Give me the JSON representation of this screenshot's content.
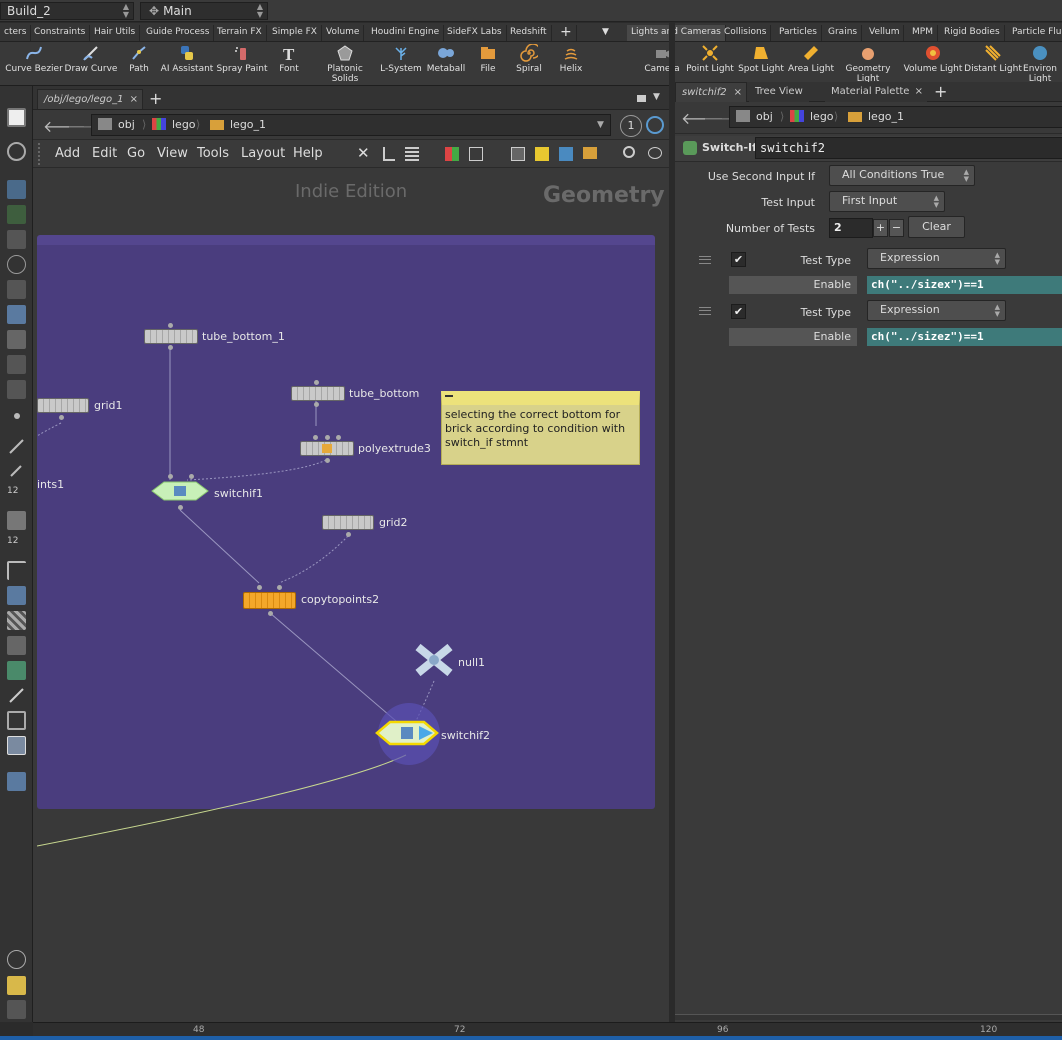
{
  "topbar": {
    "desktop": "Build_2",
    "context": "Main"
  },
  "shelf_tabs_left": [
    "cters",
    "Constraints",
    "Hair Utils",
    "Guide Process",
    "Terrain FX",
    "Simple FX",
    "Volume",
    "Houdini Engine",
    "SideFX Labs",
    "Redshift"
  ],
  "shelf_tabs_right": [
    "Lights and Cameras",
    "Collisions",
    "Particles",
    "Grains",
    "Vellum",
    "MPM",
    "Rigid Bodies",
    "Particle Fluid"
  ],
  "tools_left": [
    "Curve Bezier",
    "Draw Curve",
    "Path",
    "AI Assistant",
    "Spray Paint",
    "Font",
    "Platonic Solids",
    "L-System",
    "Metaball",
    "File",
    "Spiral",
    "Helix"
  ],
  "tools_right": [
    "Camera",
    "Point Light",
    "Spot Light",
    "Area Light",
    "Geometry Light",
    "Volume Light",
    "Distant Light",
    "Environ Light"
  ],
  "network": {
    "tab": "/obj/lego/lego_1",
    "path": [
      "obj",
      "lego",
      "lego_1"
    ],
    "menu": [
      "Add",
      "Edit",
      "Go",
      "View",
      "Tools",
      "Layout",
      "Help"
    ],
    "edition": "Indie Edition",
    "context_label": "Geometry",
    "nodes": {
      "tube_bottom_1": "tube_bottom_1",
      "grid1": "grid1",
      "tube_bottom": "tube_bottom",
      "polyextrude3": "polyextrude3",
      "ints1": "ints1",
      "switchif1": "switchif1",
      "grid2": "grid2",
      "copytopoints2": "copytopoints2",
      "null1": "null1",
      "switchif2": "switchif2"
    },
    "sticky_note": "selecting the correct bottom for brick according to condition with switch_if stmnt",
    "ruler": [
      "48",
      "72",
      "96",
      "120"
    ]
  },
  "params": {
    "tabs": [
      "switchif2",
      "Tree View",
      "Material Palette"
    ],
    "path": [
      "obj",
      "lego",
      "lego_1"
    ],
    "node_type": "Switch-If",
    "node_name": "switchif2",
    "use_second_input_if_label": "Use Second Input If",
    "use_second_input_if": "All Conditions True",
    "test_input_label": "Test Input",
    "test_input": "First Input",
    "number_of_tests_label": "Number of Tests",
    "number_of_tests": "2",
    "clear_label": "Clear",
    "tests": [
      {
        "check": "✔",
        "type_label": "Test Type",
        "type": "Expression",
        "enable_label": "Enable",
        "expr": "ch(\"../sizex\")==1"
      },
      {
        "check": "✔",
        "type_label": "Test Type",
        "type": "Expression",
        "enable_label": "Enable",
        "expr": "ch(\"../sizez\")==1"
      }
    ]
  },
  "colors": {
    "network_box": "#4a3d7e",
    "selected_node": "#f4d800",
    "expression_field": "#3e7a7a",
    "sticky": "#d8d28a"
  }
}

################

Give the data again exactly as written, with all pictures left out.

Give me the JSON representation of this screenshot's content.
{
  "topbar": {
    "desktop": "Build_2",
    "context": "Main"
  },
  "shelf_tabs_left": [
    "cters",
    "Constraints",
    "Hair Utils",
    "Guide Process",
    "Terrain FX",
    "Simple FX",
    "Volume",
    "Houdini Engine",
    "SideFX Labs",
    "Redshift"
  ],
  "shelf_tabs_right": [
    "Lights and Cameras",
    "Collisions",
    "Particles",
    "Grains",
    "Vellum",
    "MPM",
    "Rigid Bodies",
    "Particle Fluid"
  ],
  "tools_left": [
    "Curve Bezier",
    "Draw Curve",
    "Path",
    "AI Assistant",
    "Spray Paint",
    "Font",
    "Platonic Solids",
    "L-System",
    "Metaball",
    "File",
    "Spiral",
    "Helix"
  ],
  "tools_right": [
    "Camera",
    "Point Light",
    "Spot Light",
    "Area Light",
    "Geometry Light",
    "Volume Light",
    "Distant Light",
    "Environ Light"
  ],
  "network": {
    "tab": "/obj/lego/lego_1",
    "path": [
      "obj",
      "lego",
      "lego_1"
    ],
    "menu": [
      "Add",
      "Edit",
      "Go",
      "View",
      "Tools",
      "Layout",
      "Help"
    ],
    "edition": "Indie Edition",
    "context_label": "Geometry",
    "nodes": {
      "tube_bottom_1": "tube_bottom_1",
      "grid1": "grid1",
      "tube_bottom": "tube_bottom",
      "polyextrude3": "polyextrude3",
      "ints1": "ints1",
      "switchif1": "switchif1",
      "grid2": "grid2",
      "copytopoints2": "copytopoints2",
      "null1": "null1",
      "switchif2": "switchif2"
    },
    "sticky_note": "selecting the correct bottom for brick according to condition with switch_if stmnt",
    "ruler": [
      "48",
      "72",
      "96",
      "120"
    ]
  },
  "params": {
    "tabs": [
      "switchif2",
      "Tree View",
      "Material Palette"
    ],
    "path": [
      "obj",
      "lego",
      "lego_1"
    ],
    "node_type": "Switch-If",
    "node_name": "switchif2",
    "use_second_input_if_label": "Use Second Input If",
    "use_second_input_if": "All Conditions True",
    "test_input_label": "Test Input",
    "test_input": "First Input",
    "number_of_tests_label": "Number of Tests",
    "number_of_tests": "2",
    "clear_label": "Clear",
    "tests": [
      {
        "check": "✔",
        "type_label": "Test Type",
        "type": "Expression",
        "enable_label": "Enable",
        "expr": "ch(\"../sizex\")==1"
      },
      {
        "check": "✔",
        "type_label": "Test Type",
        "type": "Expression",
        "enable_label": "Enable",
        "expr": "ch(\"../sizez\")==1"
      }
    ]
  },
  "colors": {
    "network_box": "#4a3d7e",
    "selected_node": "#f4d800",
    "expression_field": "#3e7a7a",
    "sticky": "#d8d28a"
  }
}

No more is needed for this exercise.